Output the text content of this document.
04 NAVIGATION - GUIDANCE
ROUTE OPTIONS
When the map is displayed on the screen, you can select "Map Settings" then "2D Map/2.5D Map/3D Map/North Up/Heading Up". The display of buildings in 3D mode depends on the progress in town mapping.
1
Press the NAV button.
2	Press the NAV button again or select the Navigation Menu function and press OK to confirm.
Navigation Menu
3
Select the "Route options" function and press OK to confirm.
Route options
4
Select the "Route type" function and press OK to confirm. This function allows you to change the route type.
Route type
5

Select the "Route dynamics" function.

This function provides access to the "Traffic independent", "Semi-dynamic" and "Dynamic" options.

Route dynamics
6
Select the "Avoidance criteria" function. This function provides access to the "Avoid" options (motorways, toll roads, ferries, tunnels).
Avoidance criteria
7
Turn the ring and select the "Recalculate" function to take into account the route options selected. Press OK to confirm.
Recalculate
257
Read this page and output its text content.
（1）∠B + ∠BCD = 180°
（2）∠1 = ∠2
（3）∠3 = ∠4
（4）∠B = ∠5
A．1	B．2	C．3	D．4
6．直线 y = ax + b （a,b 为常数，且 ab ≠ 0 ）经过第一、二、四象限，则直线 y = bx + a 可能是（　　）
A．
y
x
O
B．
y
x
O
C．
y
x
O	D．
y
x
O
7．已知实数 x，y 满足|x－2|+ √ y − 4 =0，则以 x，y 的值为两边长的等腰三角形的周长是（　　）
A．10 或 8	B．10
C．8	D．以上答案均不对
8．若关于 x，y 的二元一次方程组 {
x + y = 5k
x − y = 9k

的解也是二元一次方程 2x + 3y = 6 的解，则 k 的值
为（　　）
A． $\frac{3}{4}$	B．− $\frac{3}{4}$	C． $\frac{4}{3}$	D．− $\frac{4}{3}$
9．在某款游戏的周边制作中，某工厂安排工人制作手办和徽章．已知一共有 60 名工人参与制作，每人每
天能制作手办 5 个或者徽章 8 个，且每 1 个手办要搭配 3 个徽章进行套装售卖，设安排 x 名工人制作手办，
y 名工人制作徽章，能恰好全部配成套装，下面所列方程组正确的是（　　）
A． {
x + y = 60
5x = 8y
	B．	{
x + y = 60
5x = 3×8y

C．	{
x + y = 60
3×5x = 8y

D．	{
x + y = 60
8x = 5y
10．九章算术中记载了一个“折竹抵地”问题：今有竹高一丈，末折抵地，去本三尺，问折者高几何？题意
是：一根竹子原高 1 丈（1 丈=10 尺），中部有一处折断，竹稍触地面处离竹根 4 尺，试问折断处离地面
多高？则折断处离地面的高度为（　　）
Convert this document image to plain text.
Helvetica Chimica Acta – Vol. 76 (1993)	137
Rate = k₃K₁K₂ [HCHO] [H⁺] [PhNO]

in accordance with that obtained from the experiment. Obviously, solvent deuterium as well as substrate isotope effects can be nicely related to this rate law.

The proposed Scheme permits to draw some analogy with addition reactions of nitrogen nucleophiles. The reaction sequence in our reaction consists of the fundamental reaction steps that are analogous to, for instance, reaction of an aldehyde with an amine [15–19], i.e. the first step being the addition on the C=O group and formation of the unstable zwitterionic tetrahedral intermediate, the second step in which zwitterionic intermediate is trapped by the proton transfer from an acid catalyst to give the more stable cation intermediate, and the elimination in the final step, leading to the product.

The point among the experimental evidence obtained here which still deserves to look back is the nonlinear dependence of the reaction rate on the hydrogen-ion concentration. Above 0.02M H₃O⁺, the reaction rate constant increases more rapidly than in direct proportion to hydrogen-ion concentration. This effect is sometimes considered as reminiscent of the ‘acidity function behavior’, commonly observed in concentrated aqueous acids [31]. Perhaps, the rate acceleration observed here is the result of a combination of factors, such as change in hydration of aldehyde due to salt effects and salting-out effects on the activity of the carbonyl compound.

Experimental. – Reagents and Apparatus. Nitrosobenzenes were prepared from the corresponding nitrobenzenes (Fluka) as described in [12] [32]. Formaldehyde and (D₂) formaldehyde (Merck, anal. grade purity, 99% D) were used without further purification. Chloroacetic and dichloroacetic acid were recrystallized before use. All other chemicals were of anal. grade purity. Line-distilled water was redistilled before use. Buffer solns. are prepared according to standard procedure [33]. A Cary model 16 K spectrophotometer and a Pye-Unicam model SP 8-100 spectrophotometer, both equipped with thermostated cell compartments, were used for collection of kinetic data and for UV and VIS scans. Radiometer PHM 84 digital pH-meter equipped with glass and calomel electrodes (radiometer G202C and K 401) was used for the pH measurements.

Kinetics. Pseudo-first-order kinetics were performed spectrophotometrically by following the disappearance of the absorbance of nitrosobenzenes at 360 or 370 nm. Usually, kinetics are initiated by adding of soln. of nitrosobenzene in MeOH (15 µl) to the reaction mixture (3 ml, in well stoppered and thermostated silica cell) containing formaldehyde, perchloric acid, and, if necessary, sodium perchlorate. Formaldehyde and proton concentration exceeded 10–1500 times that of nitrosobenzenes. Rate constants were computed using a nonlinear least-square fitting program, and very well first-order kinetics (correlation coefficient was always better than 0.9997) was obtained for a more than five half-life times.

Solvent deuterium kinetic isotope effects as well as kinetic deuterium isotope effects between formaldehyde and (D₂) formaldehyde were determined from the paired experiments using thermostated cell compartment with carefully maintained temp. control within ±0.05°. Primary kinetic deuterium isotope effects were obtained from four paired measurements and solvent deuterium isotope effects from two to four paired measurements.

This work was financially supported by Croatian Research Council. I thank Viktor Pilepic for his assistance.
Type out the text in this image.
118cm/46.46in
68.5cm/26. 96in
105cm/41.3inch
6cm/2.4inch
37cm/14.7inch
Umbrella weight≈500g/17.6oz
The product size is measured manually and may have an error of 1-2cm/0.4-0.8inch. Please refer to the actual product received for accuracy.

:::

Your instructions
Go through the preceding material and copy each line that has the word "content".

Result for this exercise
Output the text content of this document.
Read this page and output its text content.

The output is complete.